Gather up every line that includes the string "природных".

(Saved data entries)
______________________________

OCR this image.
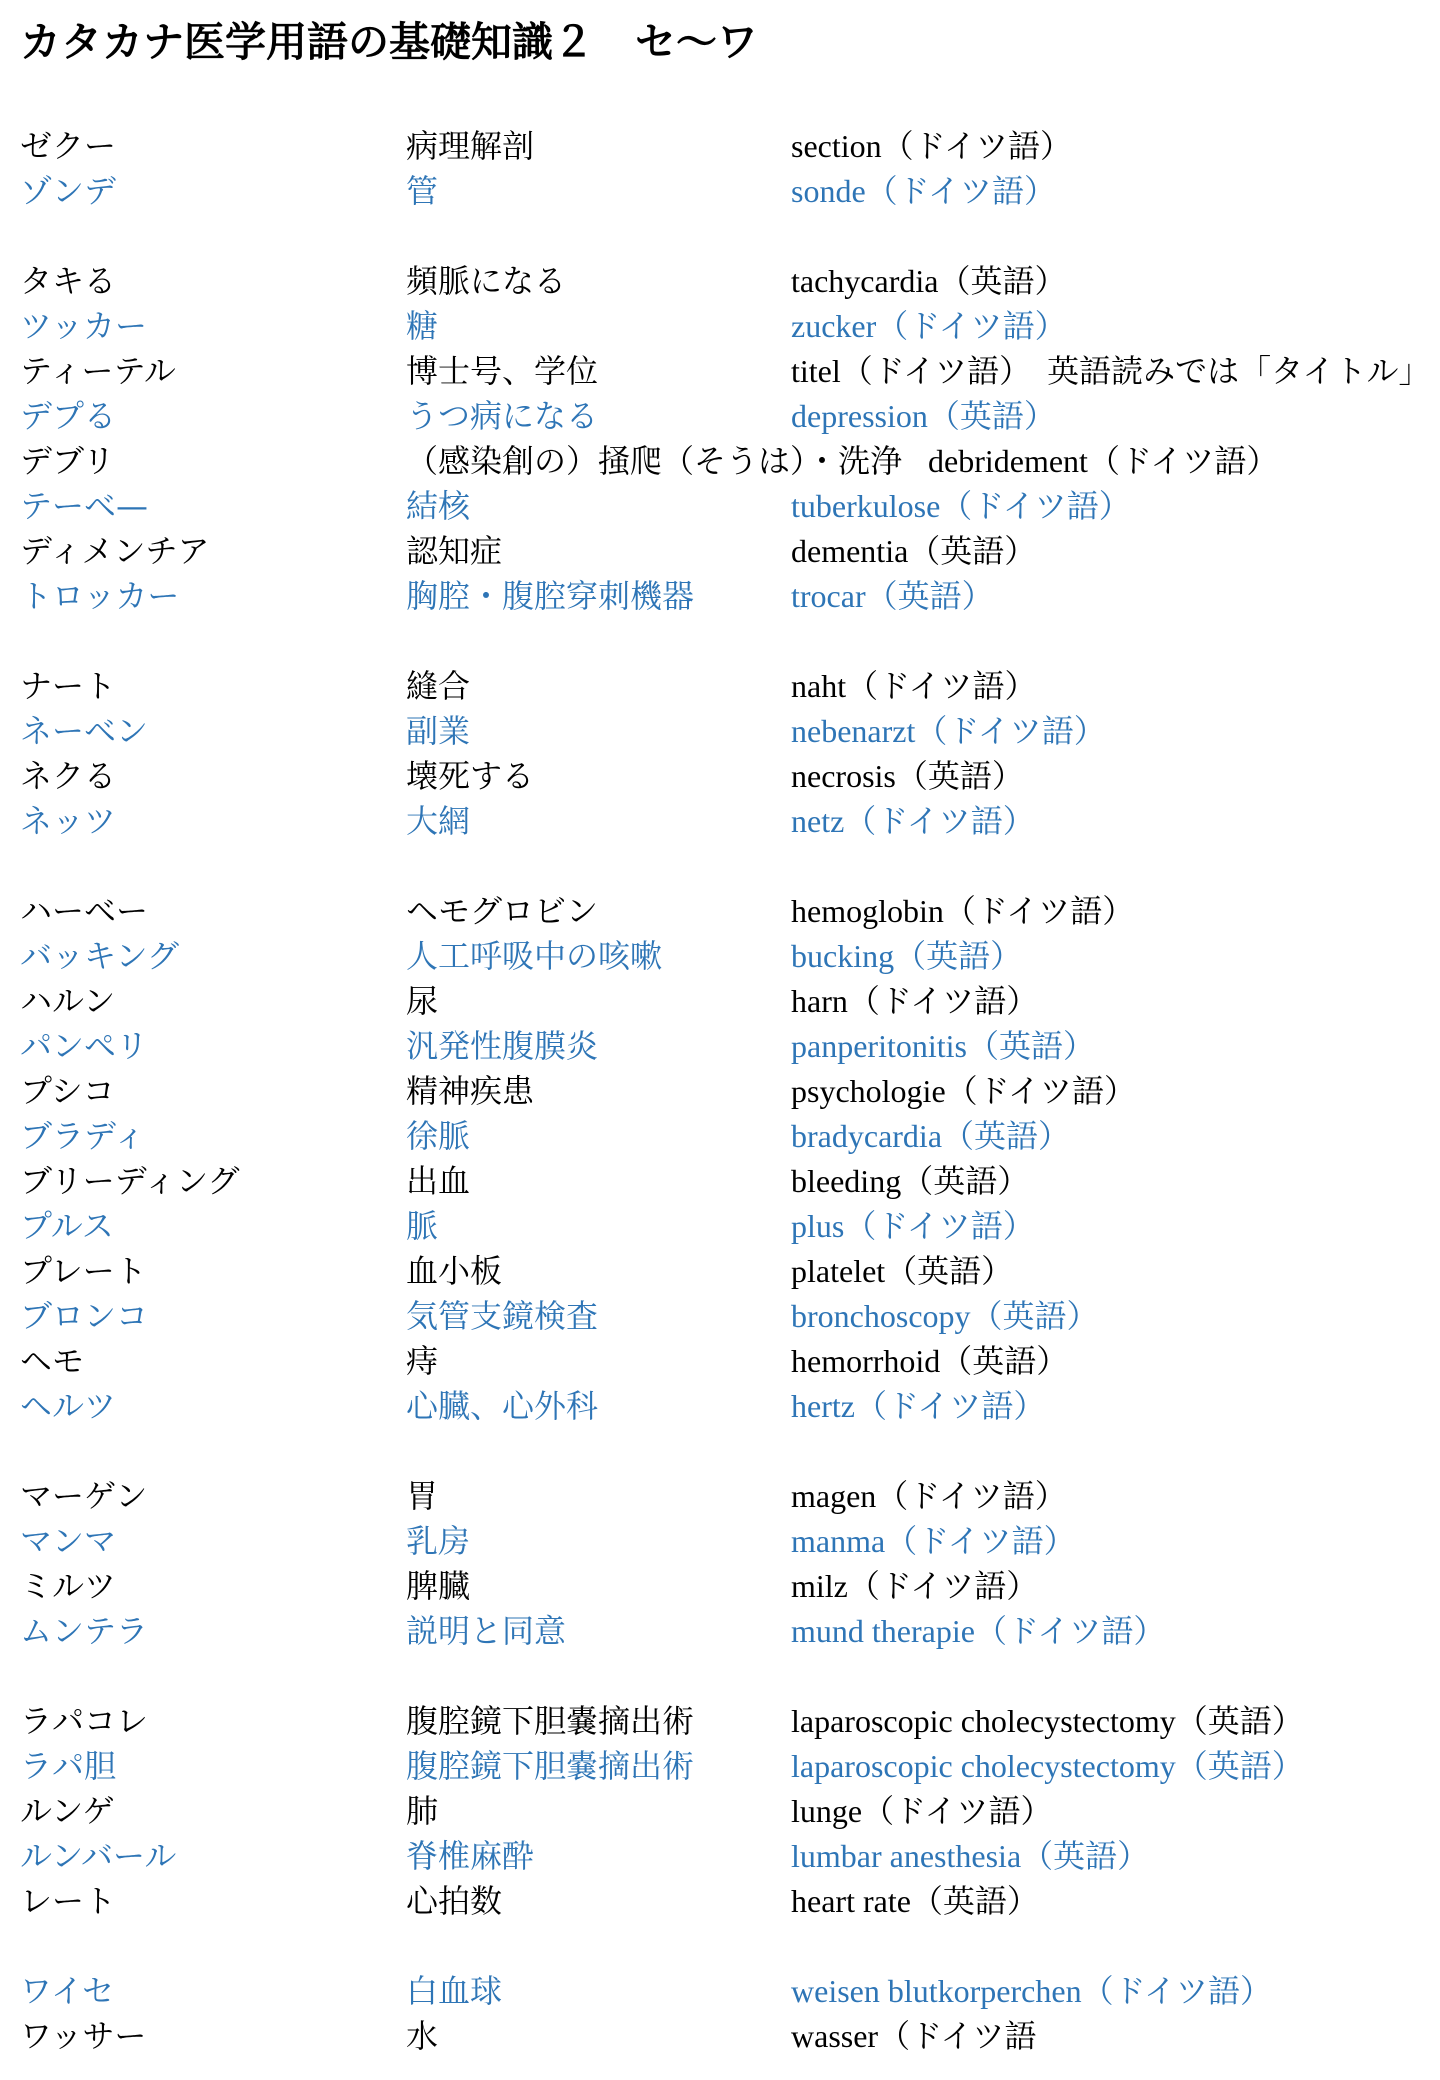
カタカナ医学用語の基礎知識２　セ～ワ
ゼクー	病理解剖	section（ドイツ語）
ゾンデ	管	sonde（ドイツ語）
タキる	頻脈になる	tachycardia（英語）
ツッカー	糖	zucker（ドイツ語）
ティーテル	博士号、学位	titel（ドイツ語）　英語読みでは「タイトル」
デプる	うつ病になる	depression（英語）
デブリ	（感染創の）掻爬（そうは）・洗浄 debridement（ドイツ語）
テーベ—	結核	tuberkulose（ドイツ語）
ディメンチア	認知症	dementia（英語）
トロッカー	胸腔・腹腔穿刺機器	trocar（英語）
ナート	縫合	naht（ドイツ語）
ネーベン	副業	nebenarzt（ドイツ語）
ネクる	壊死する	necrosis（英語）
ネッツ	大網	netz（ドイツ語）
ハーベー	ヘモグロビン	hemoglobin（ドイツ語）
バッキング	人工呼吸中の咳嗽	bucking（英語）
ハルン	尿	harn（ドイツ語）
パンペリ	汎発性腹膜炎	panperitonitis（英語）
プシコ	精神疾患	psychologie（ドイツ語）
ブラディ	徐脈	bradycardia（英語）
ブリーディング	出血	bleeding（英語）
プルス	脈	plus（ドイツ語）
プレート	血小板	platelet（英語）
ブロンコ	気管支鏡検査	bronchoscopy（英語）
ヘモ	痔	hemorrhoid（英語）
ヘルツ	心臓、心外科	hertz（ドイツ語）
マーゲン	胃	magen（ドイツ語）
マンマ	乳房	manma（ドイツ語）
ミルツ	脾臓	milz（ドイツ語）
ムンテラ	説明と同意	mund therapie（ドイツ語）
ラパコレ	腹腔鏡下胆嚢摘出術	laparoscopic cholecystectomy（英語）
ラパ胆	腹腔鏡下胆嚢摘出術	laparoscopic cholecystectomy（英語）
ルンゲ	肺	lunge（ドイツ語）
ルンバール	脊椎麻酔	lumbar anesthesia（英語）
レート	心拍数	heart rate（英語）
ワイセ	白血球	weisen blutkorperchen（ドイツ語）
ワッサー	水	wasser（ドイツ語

______________________________

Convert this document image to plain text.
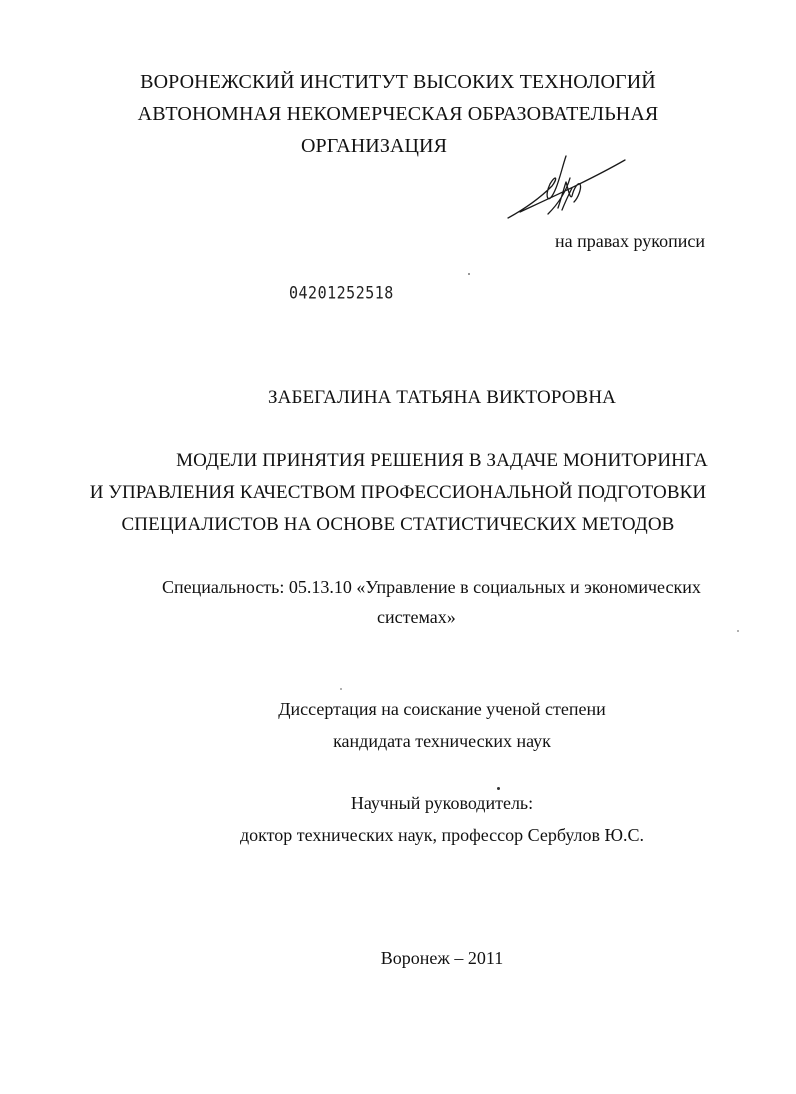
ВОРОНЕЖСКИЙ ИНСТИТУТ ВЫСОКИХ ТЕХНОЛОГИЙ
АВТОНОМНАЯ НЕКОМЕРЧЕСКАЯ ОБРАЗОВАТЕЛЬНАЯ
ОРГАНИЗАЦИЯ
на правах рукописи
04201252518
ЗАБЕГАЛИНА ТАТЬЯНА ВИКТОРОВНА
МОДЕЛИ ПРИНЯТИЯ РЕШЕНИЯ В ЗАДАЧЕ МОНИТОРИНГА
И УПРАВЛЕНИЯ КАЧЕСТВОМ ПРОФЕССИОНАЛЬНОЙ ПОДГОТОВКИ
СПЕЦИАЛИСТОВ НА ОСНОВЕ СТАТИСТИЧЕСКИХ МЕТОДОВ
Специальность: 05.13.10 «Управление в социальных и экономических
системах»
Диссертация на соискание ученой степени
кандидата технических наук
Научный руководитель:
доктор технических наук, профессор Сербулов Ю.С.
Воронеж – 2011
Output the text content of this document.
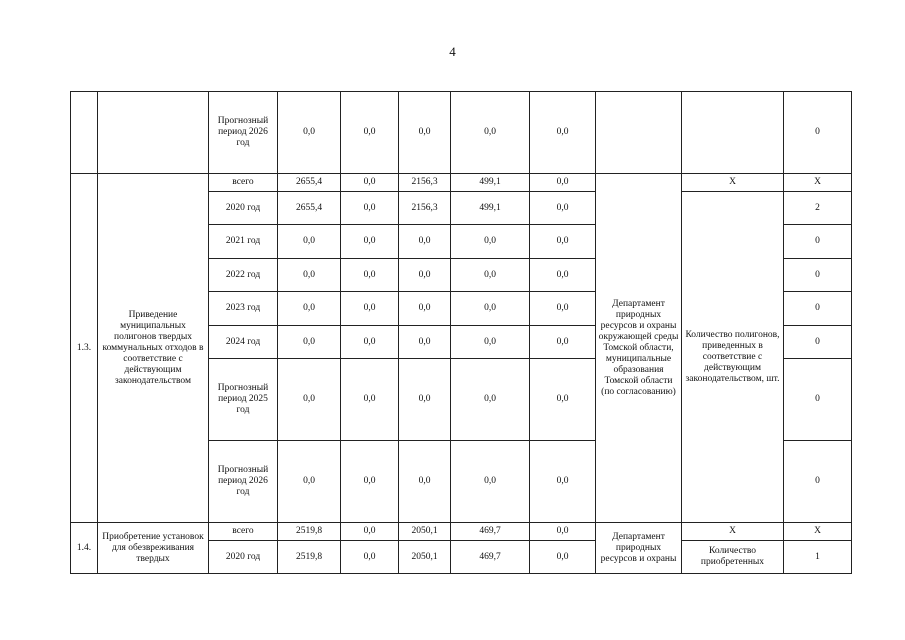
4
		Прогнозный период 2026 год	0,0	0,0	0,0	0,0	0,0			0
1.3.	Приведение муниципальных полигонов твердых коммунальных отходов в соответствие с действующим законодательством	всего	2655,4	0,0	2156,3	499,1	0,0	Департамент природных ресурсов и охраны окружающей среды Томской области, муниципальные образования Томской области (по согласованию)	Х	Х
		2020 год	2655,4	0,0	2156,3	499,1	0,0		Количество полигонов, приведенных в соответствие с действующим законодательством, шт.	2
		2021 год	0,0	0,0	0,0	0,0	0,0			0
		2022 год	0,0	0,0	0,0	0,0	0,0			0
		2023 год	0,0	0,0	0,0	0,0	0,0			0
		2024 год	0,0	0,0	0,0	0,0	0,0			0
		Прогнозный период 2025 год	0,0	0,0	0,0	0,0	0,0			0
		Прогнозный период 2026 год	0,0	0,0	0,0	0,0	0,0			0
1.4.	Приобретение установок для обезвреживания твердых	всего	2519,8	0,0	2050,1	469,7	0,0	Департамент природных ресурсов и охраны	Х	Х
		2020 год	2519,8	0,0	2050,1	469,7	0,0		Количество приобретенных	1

______________________________

Full solution:
1.3.	Приведение муниципальных полигонов твердых коммунальных отходов в соответствие с действующим законодательством	всего	2655,4	0,0	2156,3	499,1	0,0	Департамент природных ресурсов и охраны окружающей среды Томской области, муниципальные образования Томской области (по согласованию)	Х	Х
1.4.	Приобретение установок для обезвреживания твердых	всего	2519,8	0,0	2050,1	469,7	0,0	Департамент природных ресурсов и охраны	Х	Х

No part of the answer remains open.